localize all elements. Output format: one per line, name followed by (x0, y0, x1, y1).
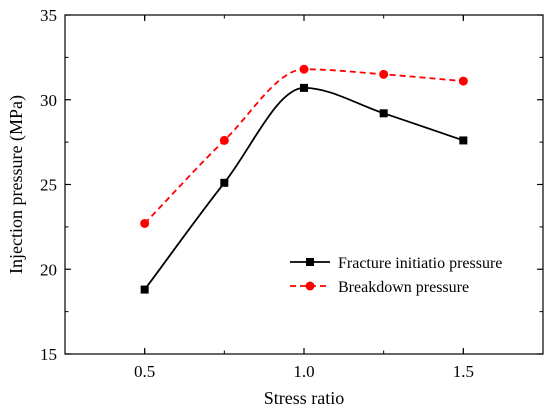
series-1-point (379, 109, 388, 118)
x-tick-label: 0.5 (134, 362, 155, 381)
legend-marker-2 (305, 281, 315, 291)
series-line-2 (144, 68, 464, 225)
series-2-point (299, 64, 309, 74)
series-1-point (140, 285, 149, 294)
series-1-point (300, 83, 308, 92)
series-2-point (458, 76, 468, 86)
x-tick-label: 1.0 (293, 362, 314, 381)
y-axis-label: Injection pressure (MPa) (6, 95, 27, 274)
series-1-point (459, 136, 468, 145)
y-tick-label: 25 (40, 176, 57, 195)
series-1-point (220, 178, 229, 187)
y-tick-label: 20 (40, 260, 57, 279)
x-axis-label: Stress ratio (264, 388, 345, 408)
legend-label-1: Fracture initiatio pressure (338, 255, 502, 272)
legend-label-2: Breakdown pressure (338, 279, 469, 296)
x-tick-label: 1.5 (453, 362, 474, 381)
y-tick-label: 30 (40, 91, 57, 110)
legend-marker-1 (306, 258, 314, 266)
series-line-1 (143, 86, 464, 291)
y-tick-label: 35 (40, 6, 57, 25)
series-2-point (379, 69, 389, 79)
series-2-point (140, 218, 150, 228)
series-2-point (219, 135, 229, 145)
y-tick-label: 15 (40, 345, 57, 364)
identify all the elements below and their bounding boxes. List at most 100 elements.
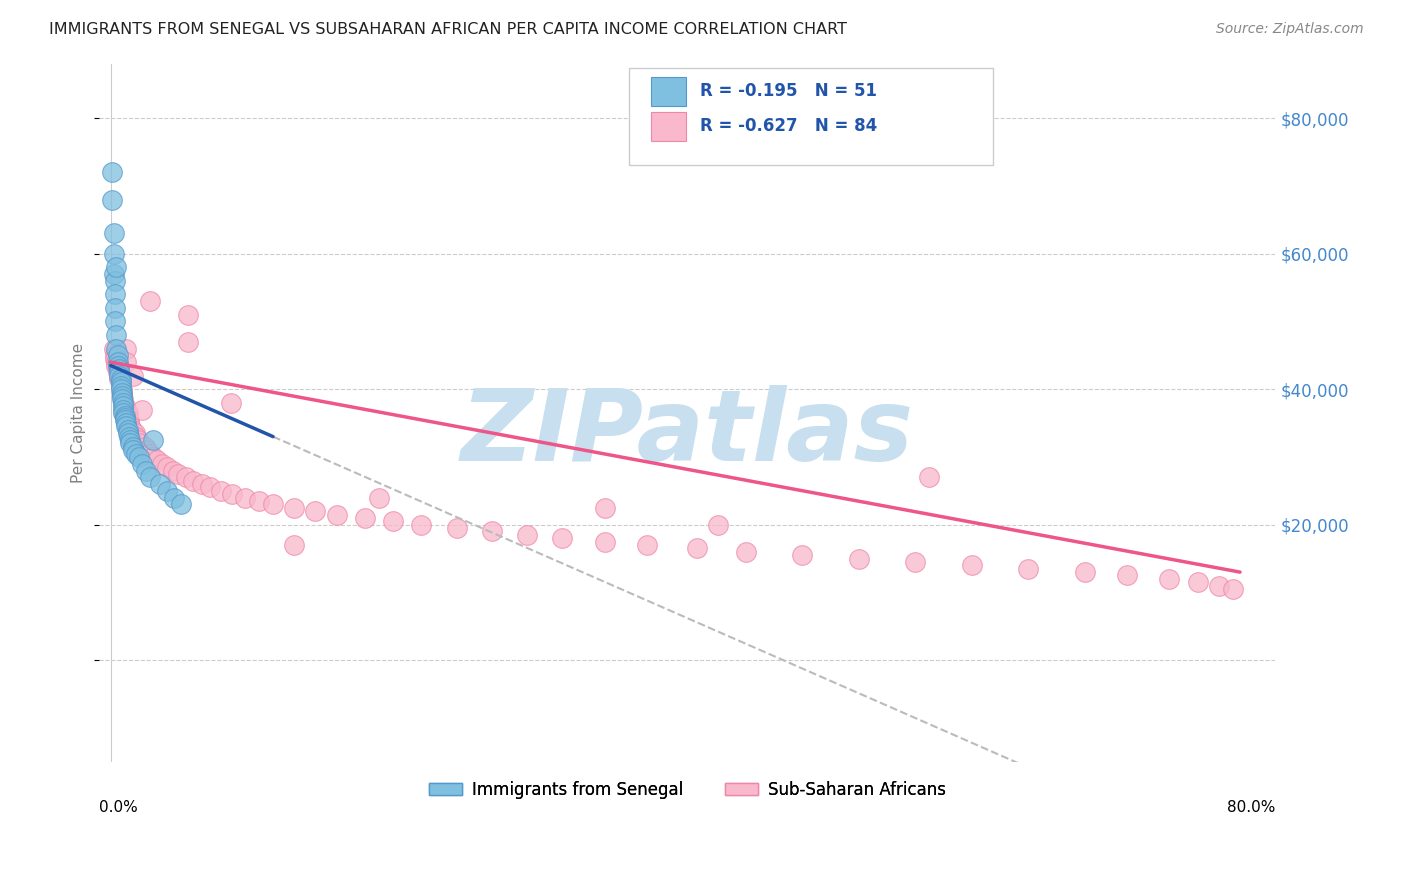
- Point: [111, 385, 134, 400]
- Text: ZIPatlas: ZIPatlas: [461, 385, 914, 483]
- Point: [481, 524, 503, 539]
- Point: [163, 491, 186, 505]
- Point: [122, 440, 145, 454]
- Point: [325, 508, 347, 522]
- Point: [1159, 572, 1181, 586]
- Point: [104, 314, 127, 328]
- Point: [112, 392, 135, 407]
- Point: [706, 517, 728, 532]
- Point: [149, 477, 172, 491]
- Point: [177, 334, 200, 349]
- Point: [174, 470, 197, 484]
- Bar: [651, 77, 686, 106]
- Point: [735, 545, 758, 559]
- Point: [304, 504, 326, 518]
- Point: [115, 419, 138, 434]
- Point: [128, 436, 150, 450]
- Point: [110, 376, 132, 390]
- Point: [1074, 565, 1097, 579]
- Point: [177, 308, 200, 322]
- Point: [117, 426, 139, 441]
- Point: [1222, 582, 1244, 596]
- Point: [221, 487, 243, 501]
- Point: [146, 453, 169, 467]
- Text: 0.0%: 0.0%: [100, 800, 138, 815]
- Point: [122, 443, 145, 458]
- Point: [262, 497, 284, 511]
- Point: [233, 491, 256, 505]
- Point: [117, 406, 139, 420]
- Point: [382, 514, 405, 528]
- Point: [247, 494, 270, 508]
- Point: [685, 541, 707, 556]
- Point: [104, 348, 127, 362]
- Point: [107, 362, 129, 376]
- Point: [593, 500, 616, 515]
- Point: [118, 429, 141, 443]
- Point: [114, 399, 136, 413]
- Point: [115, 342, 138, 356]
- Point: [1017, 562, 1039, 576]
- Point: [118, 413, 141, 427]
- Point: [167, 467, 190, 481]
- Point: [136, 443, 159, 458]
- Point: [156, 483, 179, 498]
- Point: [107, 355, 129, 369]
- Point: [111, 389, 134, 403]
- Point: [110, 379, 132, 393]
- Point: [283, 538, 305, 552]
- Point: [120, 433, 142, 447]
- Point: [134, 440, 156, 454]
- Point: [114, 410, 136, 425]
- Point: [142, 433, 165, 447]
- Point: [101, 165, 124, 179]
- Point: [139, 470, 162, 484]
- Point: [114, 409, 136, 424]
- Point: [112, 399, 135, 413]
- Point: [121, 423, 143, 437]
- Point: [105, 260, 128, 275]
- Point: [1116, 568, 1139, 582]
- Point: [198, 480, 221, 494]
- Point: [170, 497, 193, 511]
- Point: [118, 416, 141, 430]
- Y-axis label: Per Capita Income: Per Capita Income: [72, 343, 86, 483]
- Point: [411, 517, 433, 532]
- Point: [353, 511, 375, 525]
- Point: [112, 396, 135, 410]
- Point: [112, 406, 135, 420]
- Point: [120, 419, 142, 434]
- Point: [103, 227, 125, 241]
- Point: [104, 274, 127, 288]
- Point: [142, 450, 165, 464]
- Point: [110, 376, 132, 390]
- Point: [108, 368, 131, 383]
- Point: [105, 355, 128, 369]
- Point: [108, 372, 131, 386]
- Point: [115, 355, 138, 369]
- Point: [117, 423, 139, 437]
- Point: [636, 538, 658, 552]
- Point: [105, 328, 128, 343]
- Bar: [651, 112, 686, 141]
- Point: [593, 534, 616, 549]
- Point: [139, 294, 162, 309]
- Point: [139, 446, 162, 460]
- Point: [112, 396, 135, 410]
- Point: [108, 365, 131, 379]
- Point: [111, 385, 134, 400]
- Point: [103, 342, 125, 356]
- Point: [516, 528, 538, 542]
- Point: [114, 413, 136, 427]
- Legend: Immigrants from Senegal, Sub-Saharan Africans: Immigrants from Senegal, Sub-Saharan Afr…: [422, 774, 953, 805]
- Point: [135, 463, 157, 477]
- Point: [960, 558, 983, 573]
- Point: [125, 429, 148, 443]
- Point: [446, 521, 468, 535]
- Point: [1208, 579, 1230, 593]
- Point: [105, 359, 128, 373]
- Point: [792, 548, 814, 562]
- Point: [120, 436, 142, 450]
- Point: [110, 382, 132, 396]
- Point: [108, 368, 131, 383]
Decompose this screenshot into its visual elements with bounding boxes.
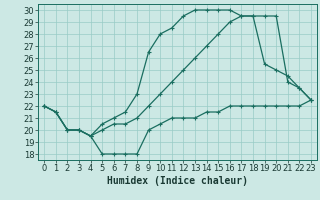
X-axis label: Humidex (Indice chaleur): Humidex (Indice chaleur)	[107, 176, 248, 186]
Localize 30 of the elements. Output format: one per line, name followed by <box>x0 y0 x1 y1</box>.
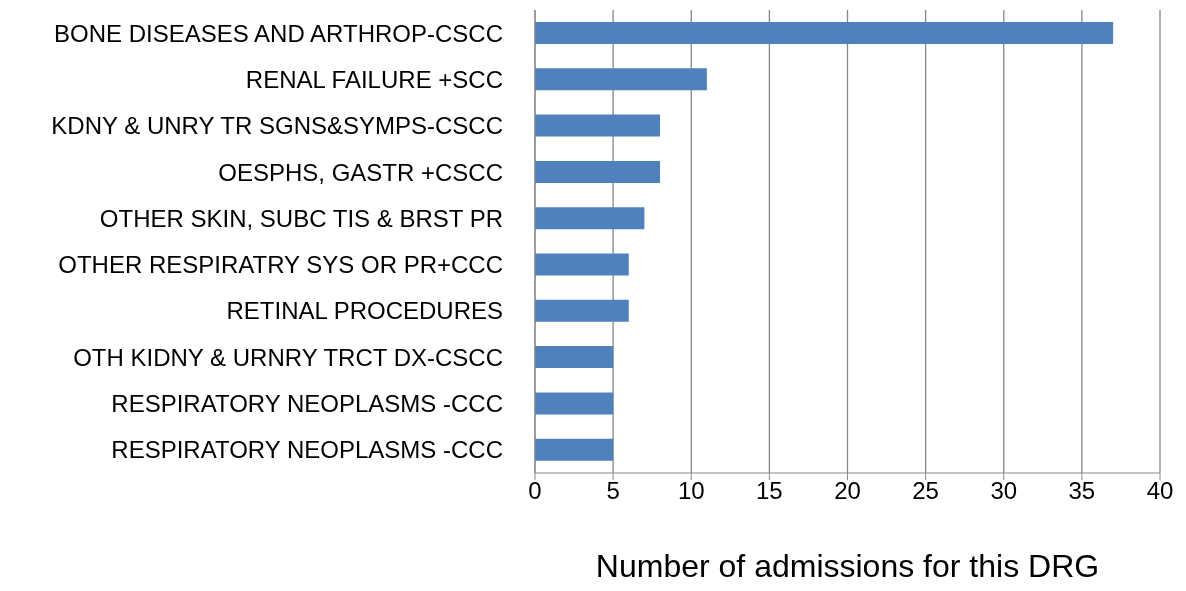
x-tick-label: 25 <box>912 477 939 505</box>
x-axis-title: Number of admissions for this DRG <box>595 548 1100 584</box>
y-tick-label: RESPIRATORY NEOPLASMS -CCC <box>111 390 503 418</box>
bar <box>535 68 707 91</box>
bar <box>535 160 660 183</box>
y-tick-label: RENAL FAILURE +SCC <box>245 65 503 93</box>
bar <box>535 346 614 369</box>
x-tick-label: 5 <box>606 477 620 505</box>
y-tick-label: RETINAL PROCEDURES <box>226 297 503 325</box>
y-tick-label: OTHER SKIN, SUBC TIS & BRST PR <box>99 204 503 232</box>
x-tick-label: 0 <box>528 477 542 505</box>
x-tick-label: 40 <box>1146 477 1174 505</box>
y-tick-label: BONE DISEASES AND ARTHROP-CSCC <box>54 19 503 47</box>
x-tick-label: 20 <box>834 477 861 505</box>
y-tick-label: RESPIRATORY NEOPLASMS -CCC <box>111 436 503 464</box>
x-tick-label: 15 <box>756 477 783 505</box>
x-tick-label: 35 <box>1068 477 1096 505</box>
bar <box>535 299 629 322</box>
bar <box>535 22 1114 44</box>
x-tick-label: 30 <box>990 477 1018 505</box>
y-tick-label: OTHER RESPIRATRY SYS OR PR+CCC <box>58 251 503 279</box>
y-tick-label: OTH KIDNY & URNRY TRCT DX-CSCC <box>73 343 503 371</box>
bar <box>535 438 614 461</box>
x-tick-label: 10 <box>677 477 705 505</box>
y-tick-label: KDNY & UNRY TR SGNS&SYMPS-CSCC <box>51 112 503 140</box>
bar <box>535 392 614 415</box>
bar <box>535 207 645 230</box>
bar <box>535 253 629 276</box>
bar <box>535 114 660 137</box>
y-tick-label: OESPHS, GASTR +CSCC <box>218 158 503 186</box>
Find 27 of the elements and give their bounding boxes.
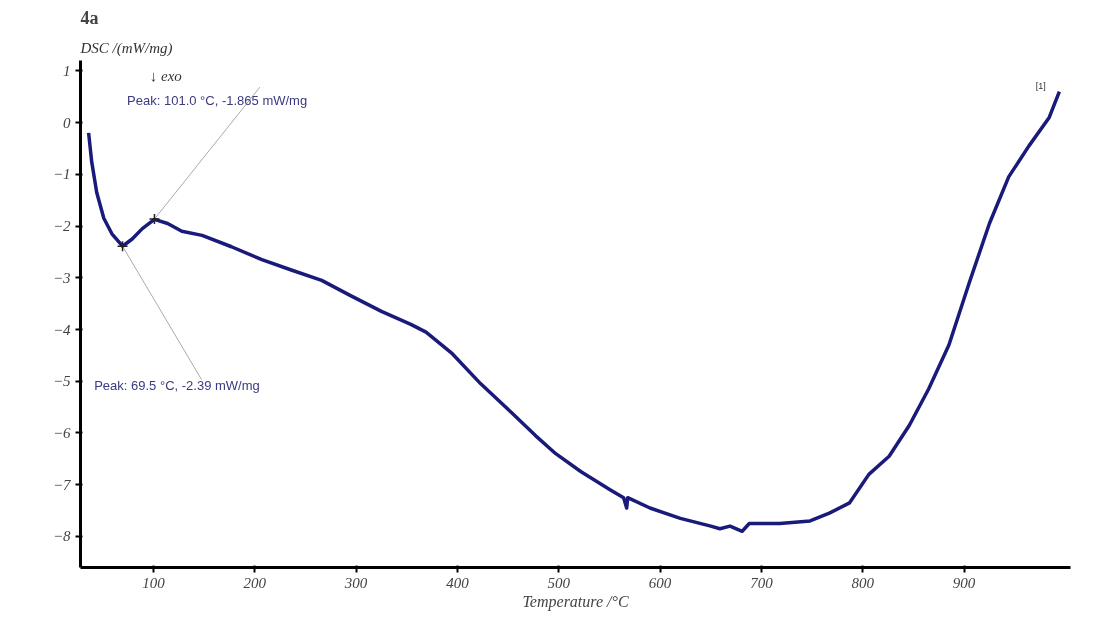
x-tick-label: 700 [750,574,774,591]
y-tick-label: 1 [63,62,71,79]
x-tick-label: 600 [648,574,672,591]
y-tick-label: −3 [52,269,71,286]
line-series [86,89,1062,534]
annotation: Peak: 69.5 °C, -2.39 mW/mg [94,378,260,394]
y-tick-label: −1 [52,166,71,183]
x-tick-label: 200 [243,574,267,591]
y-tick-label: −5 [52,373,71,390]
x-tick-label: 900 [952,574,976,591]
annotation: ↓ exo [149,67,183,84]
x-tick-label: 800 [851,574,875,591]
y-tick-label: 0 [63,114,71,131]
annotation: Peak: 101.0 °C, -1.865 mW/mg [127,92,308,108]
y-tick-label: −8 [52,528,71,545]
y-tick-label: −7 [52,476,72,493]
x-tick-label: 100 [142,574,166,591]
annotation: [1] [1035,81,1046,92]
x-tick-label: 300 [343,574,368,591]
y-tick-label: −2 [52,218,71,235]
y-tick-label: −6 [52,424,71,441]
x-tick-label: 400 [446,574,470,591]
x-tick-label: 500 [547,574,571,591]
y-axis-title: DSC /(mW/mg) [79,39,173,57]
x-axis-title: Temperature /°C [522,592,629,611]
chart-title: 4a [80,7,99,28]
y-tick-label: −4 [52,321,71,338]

────────────────────────────────────────

Please quote, character for character, the stretch of the data from the line containing "series-1-point (379, 109, 388, 118)" through the line containing "y-axis-label: Injection pressure".

## TASK RESPONSE
series-1-point (379, 109, 388, 118)
x-tick-label: 0.5 (134, 362, 155, 381)
legend-marker-2 (305, 281, 315, 291)
series-line-2 (144, 68, 464, 225)
series-2-point (299, 64, 309, 74)
series-1-point (140, 285, 149, 294)
series-1-point (300, 83, 308, 92)
series-2-point (458, 76, 468, 86)
x-tick-label: 1.0 (293, 362, 314, 381)
y-axis-label: Injection pressure (MPa) (6, 95, 27, 274)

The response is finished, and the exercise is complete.